> AIM
Make an exact copy of the records, dropping all pictures.

> EXTRACTED MATERIAL
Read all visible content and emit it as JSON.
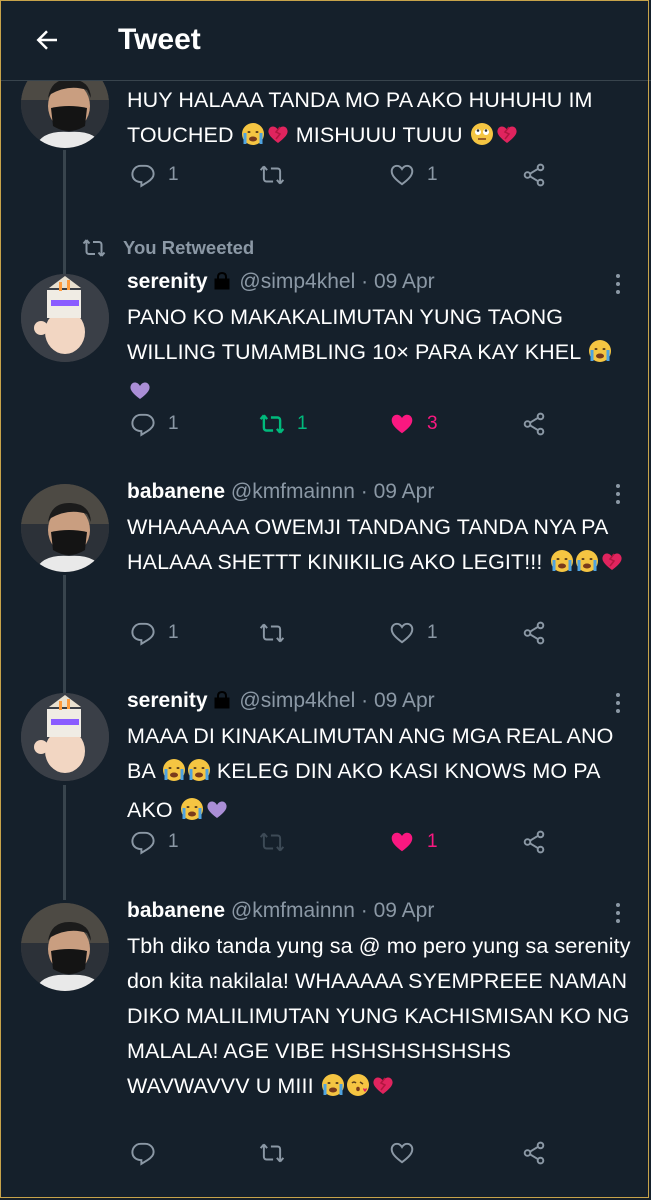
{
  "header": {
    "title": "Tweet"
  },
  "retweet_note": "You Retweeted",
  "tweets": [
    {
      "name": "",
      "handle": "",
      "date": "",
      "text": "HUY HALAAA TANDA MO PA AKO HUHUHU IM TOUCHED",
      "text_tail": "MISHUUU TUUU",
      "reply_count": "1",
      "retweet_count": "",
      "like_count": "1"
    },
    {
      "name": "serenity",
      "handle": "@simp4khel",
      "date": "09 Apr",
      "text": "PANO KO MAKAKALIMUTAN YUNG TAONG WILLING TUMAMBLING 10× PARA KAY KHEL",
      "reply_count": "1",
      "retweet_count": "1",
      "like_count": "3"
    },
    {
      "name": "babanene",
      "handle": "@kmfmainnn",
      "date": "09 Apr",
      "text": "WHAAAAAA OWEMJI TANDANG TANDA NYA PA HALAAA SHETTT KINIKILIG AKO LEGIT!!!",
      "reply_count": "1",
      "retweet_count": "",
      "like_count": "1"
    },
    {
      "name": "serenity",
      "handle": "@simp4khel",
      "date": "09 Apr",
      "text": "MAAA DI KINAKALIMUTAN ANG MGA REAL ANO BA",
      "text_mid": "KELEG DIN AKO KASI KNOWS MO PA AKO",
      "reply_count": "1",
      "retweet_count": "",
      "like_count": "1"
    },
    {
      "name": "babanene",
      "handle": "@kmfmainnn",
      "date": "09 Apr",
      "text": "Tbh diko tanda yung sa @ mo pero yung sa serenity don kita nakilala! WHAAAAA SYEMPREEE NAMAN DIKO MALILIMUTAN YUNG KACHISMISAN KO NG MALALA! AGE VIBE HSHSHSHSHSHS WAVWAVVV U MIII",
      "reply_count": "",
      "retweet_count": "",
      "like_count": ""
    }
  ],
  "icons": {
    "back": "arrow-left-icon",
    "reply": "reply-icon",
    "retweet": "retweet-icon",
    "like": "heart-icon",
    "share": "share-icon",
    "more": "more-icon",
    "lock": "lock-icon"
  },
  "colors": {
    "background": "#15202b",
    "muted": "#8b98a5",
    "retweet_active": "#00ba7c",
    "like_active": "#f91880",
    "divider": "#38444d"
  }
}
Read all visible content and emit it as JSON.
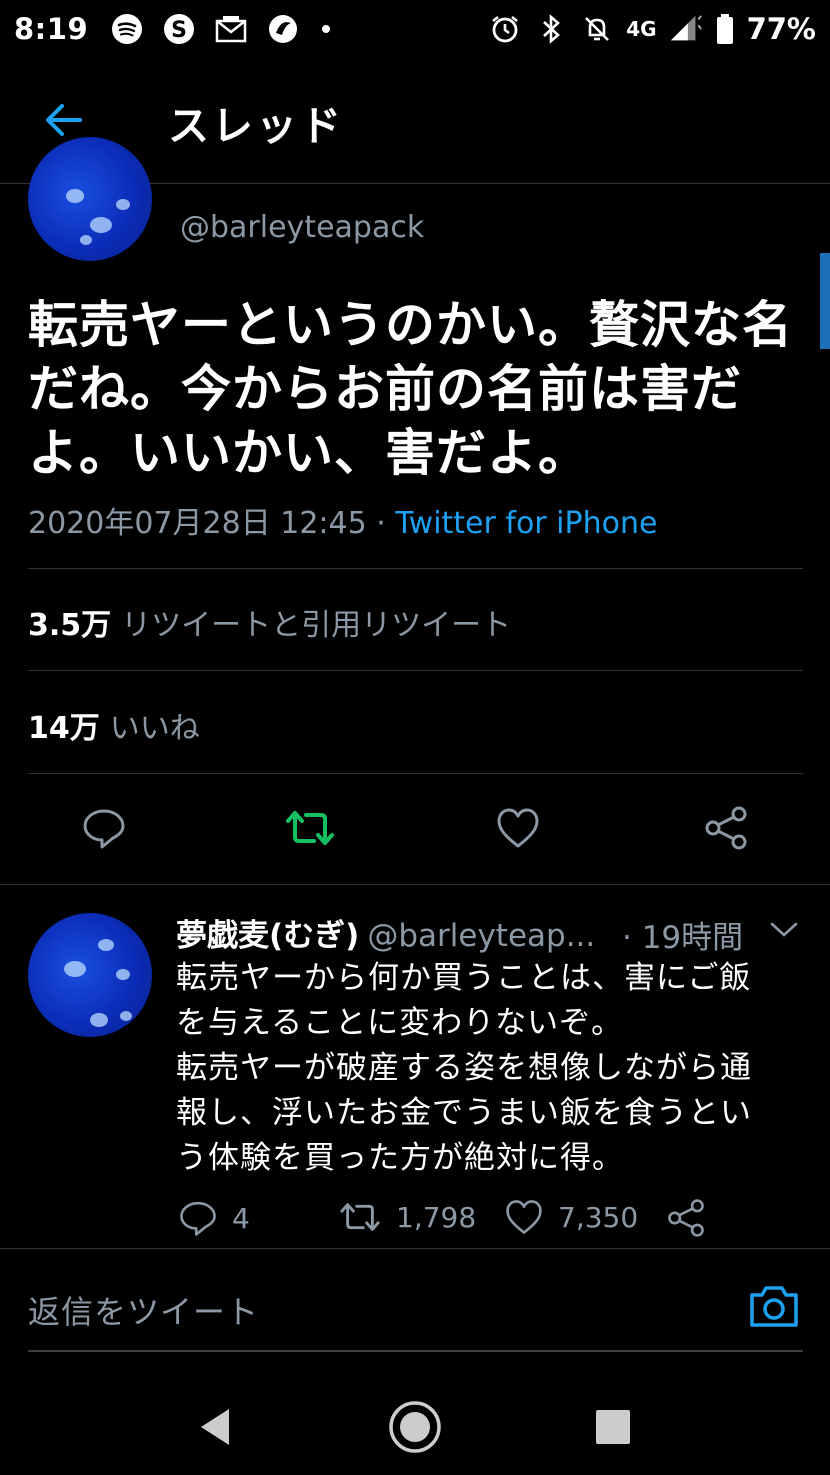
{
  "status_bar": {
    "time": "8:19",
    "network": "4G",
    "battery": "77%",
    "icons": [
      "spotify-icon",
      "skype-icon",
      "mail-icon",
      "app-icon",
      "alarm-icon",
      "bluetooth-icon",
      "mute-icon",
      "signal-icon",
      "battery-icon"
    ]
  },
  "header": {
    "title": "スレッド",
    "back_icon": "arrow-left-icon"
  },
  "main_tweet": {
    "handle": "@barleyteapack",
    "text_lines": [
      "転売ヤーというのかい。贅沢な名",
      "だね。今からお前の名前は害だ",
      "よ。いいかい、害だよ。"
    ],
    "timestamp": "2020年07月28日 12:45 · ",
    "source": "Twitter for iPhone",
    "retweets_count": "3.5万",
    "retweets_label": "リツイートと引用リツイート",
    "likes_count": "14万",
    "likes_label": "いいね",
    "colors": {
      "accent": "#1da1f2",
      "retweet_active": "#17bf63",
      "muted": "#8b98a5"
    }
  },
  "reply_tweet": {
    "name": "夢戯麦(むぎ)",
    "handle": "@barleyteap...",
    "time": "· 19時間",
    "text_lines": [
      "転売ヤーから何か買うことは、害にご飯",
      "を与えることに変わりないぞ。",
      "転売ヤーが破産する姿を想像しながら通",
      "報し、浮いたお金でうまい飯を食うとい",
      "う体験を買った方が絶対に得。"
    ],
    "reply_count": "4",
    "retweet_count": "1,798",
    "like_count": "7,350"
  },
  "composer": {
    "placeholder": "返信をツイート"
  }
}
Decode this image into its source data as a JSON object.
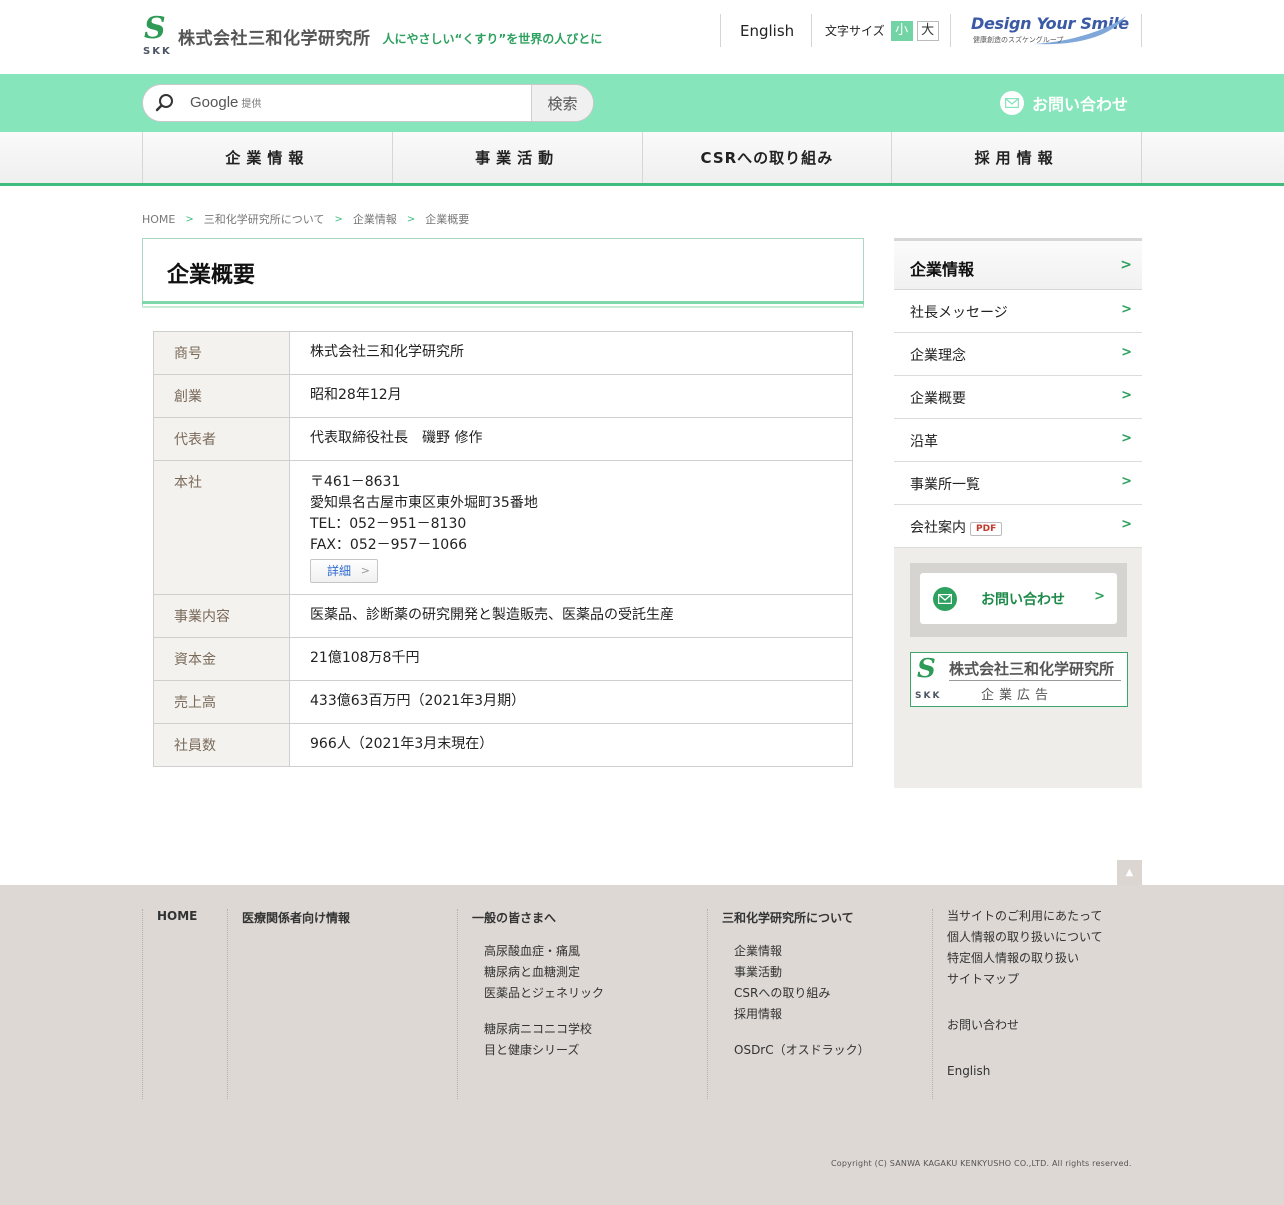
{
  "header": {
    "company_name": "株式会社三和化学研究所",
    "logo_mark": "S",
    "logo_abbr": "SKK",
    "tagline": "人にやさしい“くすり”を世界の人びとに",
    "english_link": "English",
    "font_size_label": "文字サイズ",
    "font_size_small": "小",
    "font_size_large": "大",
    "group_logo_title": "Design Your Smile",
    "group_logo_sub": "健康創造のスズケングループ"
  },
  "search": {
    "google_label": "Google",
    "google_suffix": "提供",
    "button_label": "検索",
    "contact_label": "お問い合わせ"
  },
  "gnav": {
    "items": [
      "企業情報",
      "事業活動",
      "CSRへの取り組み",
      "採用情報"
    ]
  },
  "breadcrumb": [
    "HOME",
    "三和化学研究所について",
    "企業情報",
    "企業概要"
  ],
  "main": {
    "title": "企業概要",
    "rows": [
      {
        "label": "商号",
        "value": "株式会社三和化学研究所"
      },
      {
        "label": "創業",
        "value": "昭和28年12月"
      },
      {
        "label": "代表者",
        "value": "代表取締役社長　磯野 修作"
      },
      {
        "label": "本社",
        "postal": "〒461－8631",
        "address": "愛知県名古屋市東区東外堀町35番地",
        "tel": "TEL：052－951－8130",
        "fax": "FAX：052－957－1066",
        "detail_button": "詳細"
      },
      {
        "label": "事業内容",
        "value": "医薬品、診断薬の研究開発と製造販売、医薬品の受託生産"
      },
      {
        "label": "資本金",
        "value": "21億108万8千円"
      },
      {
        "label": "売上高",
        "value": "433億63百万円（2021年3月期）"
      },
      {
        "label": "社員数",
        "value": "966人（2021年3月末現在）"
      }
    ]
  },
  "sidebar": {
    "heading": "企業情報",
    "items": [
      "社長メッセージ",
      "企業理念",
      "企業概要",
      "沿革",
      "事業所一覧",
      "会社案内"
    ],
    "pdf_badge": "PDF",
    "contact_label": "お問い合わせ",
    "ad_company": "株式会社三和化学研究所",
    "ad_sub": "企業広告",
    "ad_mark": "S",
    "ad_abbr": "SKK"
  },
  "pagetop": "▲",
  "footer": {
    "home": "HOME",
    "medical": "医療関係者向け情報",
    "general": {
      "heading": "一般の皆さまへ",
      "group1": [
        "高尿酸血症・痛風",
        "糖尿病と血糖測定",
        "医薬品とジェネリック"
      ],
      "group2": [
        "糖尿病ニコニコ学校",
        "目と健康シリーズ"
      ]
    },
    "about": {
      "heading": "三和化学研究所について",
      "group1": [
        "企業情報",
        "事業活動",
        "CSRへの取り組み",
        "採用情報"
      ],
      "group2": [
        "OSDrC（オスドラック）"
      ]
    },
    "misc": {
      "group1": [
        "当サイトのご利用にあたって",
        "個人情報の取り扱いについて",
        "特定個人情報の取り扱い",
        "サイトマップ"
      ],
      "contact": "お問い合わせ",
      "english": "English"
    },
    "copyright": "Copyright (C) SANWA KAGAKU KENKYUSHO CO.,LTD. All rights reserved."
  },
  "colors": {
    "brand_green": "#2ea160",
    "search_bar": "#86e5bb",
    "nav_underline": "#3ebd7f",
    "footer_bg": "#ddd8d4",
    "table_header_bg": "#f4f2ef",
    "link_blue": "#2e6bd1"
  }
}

> THE COMPLETED TASK
Read all visible content and emit it as JSON.
{
  "header": {
    "title": "Tweet"
  },
  "retweet_note": "You Retweeted",
  "tweets": [
    {
      "name": "",
      "handle": "",
      "date": "",
      "text": "HUY HALAAA TANDA MO PA AKO HUHUHU IM TOUCHED",
      "text_tail": "MISHUUU TUUU",
      "reply_count": "1",
      "retweet_count": "",
      "like_count": "1"
    },
    {
      "name": "serenity",
      "handle": "@simp4khel",
      "date": "09 Apr",
      "text": "PANO KO MAKAKALIMUTAN YUNG TAONG WILLING TUMAMBLING 10× PARA KAY KHEL",
      "reply_count": "1",
      "retweet_count": "1",
      "like_count": "3"
    },
    {
      "name": "babanene",
      "handle": "@kmfmainnn",
      "date": "09 Apr",
      "text": "WHAAAAAA OWEMJI TANDANG TANDA NYA PA HALAAA SHETTT KINIKILIG AKO LEGIT!!!",
      "reply_count": "1",
      "retweet_count": "",
      "like_count": "1"
    },
    {
      "name": "serenity",
      "handle": "@simp4khel",
      "date": "09 Apr",
      "text": "MAAA DI KINAKALIMUTAN ANG MGA REAL ANO BA",
      "text_mid": "KELEG DIN AKO KASI KNOWS MO PA AKO",
      "reply_count": "1",
      "retweet_count": "",
      "like_count": "1"
    },
    {
      "name": "babanene",
      "handle": "@kmfmainnn",
      "date": "09 Apr",
      "text": "Tbh diko tanda yung sa @ mo pero yung sa serenity don kita nakilala! WHAAAAA SYEMPREEE NAMAN DIKO MALILIMUTAN YUNG KACHISMISAN KO NG MALALA! AGE VIBE HSHSHSHSHSHS WAVWAVVV U MIII",
      "reply_count": "",
      "retweet_count": "",
      "like_count": ""
    }
  ],
  "icons": {
    "back": "arrow-left-icon",
    "reply": "reply-icon",
    "retweet": "retweet-icon",
    "like": "heart-icon",
    "share": "share-icon",
    "more": "more-icon",
    "lock": "lock-icon"
  },
  "colors": {
    "background": "#15202b",
    "muted": "#8b98a5",
    "retweet_active": "#00ba7c",
    "like_active": "#f91880",
    "divider": "#38444d"
  }
}
Read all visible content and emit it as JSON.
{
  "status_bar": {
    "time": "8:19",
    "network": "4G",
    "battery": "77%",
    "icons": [
      "spotify-icon",
      "skype-icon",
      "mail-icon",
      "app-icon",
      "alarm-icon",
      "bluetooth-icon",
      "mute-icon",
      "signal-icon",
      "battery-icon"
    ]
  },
  "header": {
    "title": "スレッド",
    "back_icon": "arrow-left-icon"
  },
  "main_tweet": {
    "handle": "@barleyteapack",
    "text_lines": [
      "転売ヤーというのかい。贅沢な名",
      "だね。今からお前の名前は害だ",
      "よ。いいかい、害だよ。"
    ],
    "timestamp": "2020年07月28日 12:45 · ",
    "source": "Twitter for iPhone",
    "retweets_count": "3.5万",
    "retweets_label": "リツイートと引用リツイート",
    "likes_count": "14万",
    "likes_label": "いいね",
    "colors": {
      "accent": "#1da1f2",
      "retweet_active": "#17bf63",
      "muted": "#8b98a5"
    }
  },
  "reply_tweet": {
    "name": "夢戯麦(むぎ)",
    "handle": "@barleyteap...",
    "time": "· 19時間",
    "text_lines": [
      "転売ヤーから何か買うことは、害にご飯",
      "を与えることに変わりないぞ。",
      "転売ヤーが破産する姿を想像しながら通",
      "報し、浮いたお金でうまい飯を食うとい",
      "う体験を買った方が絶対に得。"
    ],
    "reply_count": "4",
    "retweet_count": "1,798",
    "like_count": "7,350"
  },
  "composer": {
    "placeholder": "返信をツイート"
  }
}
Decode this image into its source data as a JSON object.
{
  "header": {
    "company_name": "株式会社三和化学研究所",
    "logo_mark": "S",
    "logo_abbr": "SKK",
    "tagline": "人にやさしい“くすり”を世界の人びとに",
    "english_link": "English",
    "font_size_label": "文字サイズ",
    "font_size_small": "小",
    "font_size_large": "大",
    "group_logo_title": "Design Your Smile",
    "group_logo_sub": "健康創造のスズケングループ"
  },
  "search": {
    "google_label": "Google",
    "google_suffix": "提供",
    "button_label": "検索",
    "contact_label": "お問い合わせ"
  },
  "gnav": {
    "items": [
      "企業情報",
      "事業活動",
      "CSRへの取り組み",
      "採用情報"
    ]
  },
  "breadcrumb": [
    "HOME",
    "三和化学研究所について",
    "企業情報",
    "企業概要"
  ],
  "main": {
    "title": "企業概要",
    "rows": [
      {
        "label": "商号",
        "value": "株式会社三和化学研究所"
      },
      {
        "label": "創業",
        "value": "昭和28年12月"
      },
      {
        "label": "代表者",
        "value": "代表取締役社長　磯野 修作"
      },
      {
        "label": "本社",
        "postal": "〒461－8631",
        "address": "愛知県名古屋市東区東外堀町35番地",
        "tel": "TEL：052－951－8130",
        "fax": "FAX：052－957－1066",
        "detail_button": "詳細"
      },
      {
        "label": "事業内容",
        "value": "医薬品、診断薬の研究開発と製造販売、医薬品の受託生産"
      },
      {
        "label": "資本金",
        "value": "21億108万8千円"
      },
      {
        "label": "売上高",
        "value": "433億63百万円（2021年3月期）"
      },
      {
        "label": "社員数",
        "value": "966人（2021年3月末現在）"
      }
    ]
  },
  "sidebar": {
    "heading": "企業情報",
    "items": [
      "社長メッセージ",
      "企業理念",
      "企業概要",
      "沿革",
      "事業所一覧",
      "会社案内"
    ],
    "pdf_badge": "PDF",
    "contact_label": "お問い合わせ",
    "ad_company": "株式会社三和化学研究所",
    "ad_sub": "企業広告",
    "ad_mark": "S",
    "ad_abbr": "SKK"
  },
  "pagetop": "▲",
  "footer": {
    "home": "HOME",
    "medical": "医療関係者向け情報",
    "general": {
      "heading": "一般の皆さまへ",
      "group1": [
        "高尿酸血症・痛風",
        "糖尿病と血糖測定",
        "医薬品とジェネリック"
      ],
      "group2": [
        "糖尿病ニコニコ学校",
        "目と健康シリーズ"
      ]
    },
    "about": {
      "heading": "三和化学研究所について",
      "group1": [
        "企業情報",
        "事業活動",
        "CSRへの取り組み",
        "採用情報"
      ],
      "group2": [
        "OSDrC（オスドラック）"
      ]
    },
    "misc": {
      "group1": [
        "当サイトのご利用にあたって",
        "個人情報の取り扱いについて",
        "特定個人情報の取り扱い",
        "サイトマップ"
      ],
      "contact": "お問い合わせ",
      "english": "English"
    },
    "copyright": "Copyright (C) SANWA KAGAKU KENKYUSHO CO.,LTD. All rights reserved."
  },
  "colors": {
    "brand_green": "#2ea160",
    "search_bar": "#86e5bb",
    "nav_underline": "#3ebd7f",
    "footer_bg": "#ddd8d4",
    "table_header_bg": "#f4f2ef",
    "link_blue": "#2e6bd1"
  }
}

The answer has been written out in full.